[Figure data in JSON]
## Start

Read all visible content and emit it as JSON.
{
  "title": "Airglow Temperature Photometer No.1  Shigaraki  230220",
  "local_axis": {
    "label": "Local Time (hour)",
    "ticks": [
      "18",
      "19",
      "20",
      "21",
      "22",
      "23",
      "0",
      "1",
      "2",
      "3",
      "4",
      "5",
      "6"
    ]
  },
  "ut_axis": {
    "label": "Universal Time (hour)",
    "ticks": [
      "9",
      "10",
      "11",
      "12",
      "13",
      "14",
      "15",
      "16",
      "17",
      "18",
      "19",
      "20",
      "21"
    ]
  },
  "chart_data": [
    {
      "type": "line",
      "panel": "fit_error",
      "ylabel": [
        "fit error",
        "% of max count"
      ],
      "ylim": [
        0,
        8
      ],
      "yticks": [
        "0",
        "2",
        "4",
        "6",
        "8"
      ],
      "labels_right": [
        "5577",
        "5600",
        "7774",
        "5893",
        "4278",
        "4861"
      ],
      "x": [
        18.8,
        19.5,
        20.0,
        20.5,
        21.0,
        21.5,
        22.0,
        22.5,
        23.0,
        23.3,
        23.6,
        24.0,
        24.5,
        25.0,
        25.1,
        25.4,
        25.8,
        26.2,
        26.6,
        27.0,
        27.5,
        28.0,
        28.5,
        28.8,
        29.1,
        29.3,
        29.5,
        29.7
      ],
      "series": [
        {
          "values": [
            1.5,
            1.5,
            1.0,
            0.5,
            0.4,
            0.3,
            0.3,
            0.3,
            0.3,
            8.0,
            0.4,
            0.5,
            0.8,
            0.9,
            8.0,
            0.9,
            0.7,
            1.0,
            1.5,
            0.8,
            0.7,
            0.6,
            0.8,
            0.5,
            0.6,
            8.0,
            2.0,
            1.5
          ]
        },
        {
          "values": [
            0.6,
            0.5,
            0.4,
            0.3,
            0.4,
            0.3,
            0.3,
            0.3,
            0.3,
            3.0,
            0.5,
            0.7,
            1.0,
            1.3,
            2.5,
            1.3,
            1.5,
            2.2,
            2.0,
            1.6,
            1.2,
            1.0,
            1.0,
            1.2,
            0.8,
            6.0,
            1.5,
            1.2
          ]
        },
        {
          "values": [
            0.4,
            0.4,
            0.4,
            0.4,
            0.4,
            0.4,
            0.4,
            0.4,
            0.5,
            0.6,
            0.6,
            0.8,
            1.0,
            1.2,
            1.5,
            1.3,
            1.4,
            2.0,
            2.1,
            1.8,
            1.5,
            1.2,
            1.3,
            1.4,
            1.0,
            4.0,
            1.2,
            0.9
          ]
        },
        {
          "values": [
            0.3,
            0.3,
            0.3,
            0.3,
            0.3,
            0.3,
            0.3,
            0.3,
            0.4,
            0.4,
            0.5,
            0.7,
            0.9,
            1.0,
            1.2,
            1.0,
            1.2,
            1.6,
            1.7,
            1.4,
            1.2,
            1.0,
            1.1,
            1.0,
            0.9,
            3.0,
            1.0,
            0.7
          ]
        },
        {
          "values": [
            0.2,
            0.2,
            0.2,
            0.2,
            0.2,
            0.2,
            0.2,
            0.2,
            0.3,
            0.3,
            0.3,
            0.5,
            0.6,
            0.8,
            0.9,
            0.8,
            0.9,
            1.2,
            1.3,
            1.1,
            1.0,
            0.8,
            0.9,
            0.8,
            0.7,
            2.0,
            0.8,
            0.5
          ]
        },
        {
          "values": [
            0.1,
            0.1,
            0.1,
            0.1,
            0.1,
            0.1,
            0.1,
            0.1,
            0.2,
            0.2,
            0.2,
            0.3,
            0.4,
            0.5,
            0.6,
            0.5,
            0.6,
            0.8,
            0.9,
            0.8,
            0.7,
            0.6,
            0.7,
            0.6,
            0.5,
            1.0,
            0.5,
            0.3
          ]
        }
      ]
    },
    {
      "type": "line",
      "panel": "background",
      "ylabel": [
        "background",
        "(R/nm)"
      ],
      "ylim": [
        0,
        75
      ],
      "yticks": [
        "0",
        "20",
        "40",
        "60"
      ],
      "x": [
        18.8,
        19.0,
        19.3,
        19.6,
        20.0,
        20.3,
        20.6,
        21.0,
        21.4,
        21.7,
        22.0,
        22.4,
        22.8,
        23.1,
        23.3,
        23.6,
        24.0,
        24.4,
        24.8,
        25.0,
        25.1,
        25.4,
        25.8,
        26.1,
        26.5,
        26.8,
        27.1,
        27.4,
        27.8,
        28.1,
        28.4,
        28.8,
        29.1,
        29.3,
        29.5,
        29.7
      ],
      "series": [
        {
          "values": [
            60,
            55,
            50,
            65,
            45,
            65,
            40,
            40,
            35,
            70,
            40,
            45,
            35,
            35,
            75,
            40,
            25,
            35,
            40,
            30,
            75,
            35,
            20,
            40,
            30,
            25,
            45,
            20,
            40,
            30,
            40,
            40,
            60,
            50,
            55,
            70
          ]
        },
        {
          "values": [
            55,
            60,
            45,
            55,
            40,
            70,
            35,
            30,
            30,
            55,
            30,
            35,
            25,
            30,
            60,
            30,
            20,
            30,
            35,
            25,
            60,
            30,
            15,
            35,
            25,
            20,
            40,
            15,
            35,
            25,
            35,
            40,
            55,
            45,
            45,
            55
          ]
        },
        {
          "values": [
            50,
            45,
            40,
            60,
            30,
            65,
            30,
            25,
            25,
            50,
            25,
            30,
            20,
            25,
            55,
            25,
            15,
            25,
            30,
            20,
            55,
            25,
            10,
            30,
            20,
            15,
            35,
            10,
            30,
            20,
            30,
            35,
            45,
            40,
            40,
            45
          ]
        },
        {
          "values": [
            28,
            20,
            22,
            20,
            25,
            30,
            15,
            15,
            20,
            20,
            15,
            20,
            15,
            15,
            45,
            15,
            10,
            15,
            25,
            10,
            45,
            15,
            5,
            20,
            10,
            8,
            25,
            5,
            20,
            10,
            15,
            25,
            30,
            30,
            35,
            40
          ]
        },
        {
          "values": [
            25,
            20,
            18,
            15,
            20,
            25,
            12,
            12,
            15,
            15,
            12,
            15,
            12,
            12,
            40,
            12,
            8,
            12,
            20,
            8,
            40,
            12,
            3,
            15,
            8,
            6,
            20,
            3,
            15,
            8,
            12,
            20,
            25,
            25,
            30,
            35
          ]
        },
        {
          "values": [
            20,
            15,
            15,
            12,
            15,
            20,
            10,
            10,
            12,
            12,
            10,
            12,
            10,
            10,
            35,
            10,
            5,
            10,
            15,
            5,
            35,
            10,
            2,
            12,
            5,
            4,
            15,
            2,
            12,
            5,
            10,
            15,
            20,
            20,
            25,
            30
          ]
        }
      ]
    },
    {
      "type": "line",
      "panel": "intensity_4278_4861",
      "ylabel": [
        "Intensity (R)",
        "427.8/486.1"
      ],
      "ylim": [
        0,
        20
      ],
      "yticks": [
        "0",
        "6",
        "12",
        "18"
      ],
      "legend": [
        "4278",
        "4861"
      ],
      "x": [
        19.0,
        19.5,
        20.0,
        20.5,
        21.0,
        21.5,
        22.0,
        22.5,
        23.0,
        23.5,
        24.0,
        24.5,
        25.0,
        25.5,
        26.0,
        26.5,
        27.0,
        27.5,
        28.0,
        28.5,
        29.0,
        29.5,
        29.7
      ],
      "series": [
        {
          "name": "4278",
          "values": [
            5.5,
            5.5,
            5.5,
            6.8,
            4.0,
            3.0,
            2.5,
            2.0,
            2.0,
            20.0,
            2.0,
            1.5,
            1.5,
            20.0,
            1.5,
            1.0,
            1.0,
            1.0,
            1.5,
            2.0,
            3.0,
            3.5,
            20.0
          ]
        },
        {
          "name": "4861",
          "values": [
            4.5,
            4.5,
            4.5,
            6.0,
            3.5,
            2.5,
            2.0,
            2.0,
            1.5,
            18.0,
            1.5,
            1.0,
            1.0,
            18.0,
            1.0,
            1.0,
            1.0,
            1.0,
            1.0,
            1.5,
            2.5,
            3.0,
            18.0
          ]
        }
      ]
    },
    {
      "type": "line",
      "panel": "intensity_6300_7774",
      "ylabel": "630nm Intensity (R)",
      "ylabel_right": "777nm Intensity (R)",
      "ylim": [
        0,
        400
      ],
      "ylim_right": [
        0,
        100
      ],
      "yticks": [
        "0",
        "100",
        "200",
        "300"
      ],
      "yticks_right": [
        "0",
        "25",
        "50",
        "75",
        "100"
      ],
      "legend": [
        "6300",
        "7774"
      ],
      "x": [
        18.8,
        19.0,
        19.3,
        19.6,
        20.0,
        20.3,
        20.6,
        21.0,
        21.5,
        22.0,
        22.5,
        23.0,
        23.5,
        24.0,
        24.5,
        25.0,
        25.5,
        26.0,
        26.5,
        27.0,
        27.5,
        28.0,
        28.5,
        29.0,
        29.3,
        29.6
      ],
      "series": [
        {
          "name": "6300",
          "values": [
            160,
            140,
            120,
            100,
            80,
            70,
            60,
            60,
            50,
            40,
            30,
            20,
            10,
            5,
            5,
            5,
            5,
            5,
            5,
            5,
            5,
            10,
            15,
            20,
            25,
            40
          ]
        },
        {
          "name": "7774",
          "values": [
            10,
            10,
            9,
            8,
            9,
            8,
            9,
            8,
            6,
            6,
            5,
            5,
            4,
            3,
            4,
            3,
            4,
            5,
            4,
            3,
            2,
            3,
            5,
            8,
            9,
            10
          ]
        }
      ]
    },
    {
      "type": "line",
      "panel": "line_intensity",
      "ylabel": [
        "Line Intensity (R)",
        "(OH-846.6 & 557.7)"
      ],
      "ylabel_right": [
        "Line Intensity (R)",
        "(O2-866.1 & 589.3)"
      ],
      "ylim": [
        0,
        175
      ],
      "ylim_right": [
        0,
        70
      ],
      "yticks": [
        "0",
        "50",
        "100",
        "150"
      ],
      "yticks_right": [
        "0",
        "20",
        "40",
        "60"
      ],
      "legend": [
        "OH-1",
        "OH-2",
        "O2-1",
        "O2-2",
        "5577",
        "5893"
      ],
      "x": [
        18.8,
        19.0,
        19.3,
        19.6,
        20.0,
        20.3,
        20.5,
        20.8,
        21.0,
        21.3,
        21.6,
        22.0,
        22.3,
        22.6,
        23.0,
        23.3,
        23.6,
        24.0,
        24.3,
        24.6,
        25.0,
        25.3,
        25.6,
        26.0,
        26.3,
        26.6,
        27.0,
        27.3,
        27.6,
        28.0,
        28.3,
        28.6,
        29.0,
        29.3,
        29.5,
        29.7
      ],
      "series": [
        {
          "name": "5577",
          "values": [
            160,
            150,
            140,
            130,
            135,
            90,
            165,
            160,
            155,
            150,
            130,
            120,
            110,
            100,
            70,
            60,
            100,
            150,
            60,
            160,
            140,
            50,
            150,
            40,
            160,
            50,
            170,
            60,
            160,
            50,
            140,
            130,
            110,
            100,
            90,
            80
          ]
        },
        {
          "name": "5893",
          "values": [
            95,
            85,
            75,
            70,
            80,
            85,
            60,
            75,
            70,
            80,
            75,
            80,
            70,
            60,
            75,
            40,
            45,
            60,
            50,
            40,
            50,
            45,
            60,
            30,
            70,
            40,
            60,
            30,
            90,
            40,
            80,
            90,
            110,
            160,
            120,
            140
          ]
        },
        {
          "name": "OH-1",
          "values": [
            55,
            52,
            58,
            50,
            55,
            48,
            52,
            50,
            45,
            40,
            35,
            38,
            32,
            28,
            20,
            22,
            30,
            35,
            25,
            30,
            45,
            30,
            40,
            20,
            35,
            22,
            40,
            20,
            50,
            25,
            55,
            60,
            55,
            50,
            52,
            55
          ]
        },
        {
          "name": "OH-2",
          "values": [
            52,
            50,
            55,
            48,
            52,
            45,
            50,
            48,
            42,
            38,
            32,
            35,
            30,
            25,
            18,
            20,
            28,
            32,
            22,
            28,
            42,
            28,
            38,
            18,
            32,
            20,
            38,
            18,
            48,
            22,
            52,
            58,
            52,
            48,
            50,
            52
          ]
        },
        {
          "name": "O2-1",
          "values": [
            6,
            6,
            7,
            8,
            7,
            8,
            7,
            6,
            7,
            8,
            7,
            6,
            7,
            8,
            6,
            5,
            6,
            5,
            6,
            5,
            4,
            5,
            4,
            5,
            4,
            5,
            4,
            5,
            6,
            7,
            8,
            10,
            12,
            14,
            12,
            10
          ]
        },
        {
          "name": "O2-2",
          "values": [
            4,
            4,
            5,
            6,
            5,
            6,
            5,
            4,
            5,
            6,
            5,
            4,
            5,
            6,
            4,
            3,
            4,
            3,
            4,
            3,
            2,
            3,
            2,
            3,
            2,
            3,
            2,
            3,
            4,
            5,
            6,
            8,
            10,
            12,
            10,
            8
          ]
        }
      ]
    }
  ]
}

## End

# EXERCISE AIM:
From the data above, work out how many lines contain the string "name" and reply with only the number.

# REPLY TO THE EXERCISE:
10